Dataset content:

** Begin **

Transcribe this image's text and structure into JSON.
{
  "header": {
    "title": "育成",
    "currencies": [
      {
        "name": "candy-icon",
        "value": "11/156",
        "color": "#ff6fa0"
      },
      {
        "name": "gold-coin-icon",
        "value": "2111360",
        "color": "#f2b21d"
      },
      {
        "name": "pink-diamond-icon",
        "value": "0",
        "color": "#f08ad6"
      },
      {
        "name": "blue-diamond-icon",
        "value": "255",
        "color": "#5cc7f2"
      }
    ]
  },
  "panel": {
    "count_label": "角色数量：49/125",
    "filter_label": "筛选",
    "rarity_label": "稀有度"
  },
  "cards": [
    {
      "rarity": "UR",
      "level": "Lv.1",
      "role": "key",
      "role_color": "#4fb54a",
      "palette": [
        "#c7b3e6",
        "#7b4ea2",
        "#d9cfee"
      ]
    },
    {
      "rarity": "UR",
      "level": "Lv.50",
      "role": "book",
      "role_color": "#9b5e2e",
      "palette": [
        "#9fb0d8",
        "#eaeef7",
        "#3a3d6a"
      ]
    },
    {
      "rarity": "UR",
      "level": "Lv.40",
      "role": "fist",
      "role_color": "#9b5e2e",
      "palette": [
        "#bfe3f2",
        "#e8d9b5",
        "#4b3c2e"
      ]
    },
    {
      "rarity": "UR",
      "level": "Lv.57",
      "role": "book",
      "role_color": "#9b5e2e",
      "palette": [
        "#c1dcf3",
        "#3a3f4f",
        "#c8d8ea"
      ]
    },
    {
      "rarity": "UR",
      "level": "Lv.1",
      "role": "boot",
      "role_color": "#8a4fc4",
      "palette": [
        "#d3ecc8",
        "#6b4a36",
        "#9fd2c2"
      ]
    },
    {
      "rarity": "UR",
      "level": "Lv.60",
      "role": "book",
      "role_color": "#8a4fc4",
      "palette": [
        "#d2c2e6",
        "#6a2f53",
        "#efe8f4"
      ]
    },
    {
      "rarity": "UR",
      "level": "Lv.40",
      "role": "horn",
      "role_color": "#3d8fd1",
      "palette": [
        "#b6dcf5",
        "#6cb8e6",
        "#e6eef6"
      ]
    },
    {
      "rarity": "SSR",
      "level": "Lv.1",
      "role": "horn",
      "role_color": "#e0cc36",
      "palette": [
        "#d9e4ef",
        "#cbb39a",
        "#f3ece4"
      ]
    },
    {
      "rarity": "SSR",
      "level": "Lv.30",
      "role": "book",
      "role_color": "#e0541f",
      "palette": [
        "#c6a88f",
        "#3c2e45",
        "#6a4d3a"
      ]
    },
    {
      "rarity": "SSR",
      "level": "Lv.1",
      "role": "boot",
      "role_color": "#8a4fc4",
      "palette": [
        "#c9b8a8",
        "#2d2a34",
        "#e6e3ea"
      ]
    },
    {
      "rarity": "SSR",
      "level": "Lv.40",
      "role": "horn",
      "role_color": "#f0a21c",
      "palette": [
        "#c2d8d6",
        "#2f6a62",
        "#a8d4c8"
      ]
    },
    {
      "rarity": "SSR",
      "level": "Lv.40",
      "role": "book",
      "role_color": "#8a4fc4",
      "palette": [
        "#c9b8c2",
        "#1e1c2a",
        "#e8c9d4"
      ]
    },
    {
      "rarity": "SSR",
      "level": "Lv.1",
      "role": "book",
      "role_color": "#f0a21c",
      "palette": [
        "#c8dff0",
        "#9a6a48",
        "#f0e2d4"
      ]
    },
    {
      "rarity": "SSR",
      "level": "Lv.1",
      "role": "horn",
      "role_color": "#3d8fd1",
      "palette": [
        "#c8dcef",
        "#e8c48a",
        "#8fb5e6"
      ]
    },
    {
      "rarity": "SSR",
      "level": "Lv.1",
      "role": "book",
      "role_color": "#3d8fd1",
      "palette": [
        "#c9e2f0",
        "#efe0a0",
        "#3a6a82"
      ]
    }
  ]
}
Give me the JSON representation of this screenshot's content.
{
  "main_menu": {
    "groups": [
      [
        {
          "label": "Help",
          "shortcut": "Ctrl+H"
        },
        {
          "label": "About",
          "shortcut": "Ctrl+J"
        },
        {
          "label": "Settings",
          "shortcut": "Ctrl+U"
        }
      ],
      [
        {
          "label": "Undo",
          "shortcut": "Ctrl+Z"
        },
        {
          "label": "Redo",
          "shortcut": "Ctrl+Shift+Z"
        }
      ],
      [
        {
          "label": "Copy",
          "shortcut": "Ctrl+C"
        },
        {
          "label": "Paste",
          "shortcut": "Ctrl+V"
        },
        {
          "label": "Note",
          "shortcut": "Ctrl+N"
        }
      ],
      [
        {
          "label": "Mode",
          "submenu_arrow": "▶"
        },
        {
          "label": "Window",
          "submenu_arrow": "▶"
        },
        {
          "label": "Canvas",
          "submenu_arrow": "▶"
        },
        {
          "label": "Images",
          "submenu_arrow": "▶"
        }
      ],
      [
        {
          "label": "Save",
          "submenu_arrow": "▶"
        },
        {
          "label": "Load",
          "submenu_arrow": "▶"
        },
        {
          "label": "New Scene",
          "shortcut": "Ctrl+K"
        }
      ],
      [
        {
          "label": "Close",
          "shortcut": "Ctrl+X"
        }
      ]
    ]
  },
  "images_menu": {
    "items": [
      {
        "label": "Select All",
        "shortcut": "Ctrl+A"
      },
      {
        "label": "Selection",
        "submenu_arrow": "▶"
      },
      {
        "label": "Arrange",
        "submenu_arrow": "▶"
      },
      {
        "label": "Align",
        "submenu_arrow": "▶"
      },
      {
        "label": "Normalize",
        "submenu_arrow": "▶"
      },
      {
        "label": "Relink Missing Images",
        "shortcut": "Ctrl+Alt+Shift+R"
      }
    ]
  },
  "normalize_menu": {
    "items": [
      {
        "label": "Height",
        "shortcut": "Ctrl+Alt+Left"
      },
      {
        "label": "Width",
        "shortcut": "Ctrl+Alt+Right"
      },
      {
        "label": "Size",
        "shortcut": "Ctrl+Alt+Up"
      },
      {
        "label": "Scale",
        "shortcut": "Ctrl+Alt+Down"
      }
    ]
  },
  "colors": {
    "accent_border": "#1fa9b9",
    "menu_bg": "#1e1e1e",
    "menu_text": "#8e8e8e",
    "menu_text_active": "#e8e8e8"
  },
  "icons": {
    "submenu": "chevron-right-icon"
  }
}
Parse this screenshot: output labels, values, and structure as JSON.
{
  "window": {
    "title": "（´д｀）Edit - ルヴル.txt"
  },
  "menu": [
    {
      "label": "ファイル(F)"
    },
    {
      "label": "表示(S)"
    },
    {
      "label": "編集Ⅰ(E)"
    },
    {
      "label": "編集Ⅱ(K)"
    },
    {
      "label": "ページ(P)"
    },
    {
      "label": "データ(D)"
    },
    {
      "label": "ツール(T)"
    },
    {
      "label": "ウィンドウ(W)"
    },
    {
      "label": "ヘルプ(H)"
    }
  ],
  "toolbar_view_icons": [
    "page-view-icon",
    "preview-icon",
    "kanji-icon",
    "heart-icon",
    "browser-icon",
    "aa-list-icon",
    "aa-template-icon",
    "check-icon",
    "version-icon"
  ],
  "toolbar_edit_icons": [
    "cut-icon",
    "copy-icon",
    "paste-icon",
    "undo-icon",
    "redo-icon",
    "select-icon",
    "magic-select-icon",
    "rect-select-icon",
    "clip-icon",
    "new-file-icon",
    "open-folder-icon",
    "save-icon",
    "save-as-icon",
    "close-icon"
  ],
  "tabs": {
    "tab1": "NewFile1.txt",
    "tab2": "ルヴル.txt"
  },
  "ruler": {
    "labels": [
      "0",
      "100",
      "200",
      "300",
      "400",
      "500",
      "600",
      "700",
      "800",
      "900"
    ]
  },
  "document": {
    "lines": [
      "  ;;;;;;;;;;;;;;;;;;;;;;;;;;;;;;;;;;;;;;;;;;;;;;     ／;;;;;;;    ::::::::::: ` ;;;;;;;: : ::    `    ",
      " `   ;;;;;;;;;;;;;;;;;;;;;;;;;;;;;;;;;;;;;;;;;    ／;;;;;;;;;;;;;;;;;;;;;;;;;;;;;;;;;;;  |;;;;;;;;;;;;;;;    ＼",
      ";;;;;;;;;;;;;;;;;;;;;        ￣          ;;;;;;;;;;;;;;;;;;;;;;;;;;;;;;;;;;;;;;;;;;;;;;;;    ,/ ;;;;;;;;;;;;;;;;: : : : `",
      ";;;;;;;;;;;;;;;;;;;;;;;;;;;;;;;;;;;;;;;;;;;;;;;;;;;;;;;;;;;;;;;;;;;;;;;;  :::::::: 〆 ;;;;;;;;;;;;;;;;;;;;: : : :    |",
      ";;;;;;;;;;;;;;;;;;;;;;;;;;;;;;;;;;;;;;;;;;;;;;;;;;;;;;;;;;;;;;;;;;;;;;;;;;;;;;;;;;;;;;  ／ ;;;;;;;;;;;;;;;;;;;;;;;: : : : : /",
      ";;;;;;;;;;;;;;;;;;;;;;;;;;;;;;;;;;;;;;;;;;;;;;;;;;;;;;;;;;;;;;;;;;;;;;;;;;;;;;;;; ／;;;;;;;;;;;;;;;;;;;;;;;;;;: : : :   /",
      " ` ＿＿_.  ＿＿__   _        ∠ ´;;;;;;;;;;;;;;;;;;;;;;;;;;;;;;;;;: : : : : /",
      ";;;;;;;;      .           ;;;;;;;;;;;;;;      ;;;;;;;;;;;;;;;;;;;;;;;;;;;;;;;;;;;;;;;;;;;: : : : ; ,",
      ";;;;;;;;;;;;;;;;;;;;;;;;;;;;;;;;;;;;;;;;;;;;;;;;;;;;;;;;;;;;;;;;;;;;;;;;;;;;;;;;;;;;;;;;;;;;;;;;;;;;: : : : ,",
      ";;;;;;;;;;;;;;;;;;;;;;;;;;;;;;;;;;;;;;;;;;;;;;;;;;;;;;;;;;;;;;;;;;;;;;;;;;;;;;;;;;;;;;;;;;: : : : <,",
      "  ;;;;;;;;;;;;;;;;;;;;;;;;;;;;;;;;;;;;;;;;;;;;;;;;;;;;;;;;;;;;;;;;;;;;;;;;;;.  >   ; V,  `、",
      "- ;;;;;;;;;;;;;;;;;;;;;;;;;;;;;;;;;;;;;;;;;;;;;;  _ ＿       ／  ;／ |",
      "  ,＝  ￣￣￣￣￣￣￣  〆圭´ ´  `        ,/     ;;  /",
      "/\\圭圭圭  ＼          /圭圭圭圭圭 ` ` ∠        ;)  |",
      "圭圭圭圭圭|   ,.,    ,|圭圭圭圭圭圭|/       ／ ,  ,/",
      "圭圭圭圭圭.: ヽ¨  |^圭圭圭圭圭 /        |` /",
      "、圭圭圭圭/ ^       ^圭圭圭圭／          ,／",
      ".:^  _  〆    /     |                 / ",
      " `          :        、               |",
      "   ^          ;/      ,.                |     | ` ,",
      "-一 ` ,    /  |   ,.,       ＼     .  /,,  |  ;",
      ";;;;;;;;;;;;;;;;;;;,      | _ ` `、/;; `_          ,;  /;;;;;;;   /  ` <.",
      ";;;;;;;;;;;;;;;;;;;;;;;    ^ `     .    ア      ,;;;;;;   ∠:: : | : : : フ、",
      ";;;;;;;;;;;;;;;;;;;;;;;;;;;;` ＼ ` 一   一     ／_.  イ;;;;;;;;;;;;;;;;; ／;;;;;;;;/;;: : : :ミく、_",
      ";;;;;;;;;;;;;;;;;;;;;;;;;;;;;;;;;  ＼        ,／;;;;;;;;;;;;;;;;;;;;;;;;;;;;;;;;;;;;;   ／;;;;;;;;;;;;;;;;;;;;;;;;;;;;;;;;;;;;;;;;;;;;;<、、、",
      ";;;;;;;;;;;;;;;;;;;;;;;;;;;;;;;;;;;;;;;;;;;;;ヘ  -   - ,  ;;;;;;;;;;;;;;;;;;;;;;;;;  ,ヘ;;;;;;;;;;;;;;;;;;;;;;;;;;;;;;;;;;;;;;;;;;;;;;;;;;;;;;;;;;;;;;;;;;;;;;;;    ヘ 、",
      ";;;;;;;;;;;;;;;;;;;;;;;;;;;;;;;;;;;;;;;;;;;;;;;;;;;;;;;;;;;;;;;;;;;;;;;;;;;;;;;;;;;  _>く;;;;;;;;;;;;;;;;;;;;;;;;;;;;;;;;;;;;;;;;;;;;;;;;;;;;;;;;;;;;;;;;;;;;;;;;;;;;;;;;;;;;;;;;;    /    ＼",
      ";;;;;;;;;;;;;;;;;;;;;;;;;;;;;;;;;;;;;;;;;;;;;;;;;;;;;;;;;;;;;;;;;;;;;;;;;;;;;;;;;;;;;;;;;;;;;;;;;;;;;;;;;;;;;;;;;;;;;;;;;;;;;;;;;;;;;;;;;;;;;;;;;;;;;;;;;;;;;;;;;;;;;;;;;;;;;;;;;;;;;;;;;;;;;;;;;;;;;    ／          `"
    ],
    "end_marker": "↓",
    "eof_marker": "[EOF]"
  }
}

** End **

Required work:
Every line that holds the string "labels" should be returned.

Task result:
Parse this screenshot: output labels, values, and structure as JSON.
    "labels": [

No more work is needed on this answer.